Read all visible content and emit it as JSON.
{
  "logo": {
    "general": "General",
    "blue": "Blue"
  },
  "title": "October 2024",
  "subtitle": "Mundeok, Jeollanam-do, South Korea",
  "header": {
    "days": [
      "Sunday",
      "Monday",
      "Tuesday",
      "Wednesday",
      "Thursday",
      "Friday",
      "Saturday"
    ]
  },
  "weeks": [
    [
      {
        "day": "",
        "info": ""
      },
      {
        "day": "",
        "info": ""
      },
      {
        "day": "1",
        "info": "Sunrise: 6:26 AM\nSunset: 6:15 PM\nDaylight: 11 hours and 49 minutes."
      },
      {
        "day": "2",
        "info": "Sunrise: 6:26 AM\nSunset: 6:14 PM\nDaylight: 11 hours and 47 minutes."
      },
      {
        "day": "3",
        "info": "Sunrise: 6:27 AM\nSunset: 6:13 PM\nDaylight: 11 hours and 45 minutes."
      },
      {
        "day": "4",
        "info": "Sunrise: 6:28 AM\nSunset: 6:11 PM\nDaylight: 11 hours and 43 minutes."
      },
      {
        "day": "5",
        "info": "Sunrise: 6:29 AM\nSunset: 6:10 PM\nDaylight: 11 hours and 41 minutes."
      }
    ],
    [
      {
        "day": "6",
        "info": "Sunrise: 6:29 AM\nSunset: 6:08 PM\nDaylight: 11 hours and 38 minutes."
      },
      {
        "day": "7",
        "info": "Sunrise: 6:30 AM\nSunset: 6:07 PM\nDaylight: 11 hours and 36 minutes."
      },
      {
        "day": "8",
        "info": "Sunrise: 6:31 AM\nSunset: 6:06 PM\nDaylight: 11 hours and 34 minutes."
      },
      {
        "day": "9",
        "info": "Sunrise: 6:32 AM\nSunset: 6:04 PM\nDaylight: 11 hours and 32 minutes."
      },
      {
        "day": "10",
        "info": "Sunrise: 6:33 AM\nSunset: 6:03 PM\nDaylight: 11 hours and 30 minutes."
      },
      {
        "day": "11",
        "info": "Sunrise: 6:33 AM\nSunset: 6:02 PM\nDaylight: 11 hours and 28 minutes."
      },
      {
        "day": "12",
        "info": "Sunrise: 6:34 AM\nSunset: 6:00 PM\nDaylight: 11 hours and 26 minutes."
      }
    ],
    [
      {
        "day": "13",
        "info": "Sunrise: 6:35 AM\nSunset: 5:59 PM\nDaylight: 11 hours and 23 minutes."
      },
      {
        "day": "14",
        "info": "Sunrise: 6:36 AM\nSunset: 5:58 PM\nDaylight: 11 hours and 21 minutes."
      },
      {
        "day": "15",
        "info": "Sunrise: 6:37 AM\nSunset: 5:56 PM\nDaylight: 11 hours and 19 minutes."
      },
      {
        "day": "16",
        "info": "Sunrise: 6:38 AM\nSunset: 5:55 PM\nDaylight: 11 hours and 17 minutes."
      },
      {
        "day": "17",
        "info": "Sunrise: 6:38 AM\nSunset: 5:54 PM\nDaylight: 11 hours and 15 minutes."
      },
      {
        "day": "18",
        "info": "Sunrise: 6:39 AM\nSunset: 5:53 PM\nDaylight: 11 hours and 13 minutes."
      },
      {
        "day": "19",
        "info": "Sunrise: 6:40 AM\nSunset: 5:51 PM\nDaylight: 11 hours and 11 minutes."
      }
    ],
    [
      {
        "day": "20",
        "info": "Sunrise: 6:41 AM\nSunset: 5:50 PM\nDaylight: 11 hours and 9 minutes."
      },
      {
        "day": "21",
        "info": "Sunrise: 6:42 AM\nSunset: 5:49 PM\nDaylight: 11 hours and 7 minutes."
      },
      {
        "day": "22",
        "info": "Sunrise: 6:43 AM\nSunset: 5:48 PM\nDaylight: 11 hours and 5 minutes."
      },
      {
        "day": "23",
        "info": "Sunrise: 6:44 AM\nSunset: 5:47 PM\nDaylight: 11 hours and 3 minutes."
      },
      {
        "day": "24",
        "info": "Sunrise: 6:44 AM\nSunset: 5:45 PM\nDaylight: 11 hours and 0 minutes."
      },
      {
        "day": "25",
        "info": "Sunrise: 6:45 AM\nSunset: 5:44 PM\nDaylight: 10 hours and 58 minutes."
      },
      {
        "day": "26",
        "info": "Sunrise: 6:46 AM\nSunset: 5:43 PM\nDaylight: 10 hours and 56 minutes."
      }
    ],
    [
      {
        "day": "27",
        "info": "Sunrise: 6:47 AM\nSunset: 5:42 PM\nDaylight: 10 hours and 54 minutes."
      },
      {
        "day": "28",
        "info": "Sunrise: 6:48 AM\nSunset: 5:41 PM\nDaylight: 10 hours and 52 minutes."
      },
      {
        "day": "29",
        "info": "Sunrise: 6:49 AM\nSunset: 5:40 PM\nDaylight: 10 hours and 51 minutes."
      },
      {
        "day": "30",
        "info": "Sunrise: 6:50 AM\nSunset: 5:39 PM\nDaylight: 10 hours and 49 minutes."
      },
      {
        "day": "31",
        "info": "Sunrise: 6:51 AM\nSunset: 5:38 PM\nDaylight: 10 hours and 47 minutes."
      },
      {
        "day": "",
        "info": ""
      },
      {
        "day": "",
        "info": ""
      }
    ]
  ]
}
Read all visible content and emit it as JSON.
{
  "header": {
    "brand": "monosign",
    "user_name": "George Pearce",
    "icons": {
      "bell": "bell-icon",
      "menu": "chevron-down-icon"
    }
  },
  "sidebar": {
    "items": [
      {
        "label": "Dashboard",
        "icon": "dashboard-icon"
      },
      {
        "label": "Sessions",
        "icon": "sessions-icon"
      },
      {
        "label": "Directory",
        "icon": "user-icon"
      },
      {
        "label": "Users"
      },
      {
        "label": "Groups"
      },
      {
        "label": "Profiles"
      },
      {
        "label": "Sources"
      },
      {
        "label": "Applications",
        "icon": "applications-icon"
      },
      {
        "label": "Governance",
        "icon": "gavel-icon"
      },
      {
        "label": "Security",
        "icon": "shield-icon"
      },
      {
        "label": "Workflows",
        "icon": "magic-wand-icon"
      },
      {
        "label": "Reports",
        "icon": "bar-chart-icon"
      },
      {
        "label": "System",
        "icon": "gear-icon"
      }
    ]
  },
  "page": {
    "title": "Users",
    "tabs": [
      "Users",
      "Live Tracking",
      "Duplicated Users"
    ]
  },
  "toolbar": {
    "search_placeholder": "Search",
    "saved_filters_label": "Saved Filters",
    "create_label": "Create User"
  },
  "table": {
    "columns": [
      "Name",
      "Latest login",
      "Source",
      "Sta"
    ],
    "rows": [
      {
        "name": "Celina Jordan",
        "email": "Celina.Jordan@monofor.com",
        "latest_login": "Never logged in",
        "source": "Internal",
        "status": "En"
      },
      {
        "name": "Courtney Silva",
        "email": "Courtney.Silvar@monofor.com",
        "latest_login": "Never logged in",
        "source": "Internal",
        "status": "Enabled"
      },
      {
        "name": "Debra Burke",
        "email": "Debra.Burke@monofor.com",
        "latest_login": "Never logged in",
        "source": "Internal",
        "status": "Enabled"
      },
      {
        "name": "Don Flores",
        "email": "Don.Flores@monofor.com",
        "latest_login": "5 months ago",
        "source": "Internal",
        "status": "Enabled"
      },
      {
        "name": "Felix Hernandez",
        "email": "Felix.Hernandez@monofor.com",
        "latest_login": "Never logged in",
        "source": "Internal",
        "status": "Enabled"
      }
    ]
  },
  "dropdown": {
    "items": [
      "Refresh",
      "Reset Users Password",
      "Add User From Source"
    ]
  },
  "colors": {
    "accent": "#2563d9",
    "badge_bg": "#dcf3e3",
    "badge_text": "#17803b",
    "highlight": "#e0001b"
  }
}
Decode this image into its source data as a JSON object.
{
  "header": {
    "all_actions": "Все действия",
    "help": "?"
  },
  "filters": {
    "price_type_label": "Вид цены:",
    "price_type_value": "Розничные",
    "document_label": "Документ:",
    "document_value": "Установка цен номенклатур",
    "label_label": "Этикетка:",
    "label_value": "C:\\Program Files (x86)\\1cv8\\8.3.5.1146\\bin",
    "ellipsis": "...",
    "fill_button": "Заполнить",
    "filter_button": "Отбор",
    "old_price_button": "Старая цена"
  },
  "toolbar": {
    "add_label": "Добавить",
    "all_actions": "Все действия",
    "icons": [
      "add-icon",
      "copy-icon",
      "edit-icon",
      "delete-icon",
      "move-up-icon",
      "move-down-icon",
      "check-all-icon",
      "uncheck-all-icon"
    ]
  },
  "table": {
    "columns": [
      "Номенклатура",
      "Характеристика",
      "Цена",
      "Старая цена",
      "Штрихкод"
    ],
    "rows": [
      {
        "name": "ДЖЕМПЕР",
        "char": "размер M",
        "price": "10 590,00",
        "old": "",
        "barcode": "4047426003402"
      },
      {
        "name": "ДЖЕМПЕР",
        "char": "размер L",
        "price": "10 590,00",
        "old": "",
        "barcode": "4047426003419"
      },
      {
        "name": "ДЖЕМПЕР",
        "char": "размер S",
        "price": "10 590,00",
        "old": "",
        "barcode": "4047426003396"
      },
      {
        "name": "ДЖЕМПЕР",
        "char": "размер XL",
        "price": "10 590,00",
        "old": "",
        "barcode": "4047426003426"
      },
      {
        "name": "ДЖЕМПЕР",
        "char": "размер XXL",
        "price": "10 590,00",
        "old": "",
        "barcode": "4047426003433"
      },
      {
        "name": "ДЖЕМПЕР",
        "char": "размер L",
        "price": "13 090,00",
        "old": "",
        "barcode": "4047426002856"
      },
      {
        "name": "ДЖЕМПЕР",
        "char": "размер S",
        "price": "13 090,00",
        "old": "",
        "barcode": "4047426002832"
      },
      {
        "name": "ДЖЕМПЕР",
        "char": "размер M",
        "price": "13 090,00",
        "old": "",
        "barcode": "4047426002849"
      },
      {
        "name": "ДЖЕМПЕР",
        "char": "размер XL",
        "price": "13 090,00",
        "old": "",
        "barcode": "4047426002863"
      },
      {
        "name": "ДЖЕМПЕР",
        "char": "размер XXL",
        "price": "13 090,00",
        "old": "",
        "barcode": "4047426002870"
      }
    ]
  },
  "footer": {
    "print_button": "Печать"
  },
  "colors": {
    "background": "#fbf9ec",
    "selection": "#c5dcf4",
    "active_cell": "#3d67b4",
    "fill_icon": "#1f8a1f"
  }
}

_ _ _ _ _

### Task instructions
Say how many lines of the data hold the string "Jordan". Reply with the number alone.

### Exercise solution
2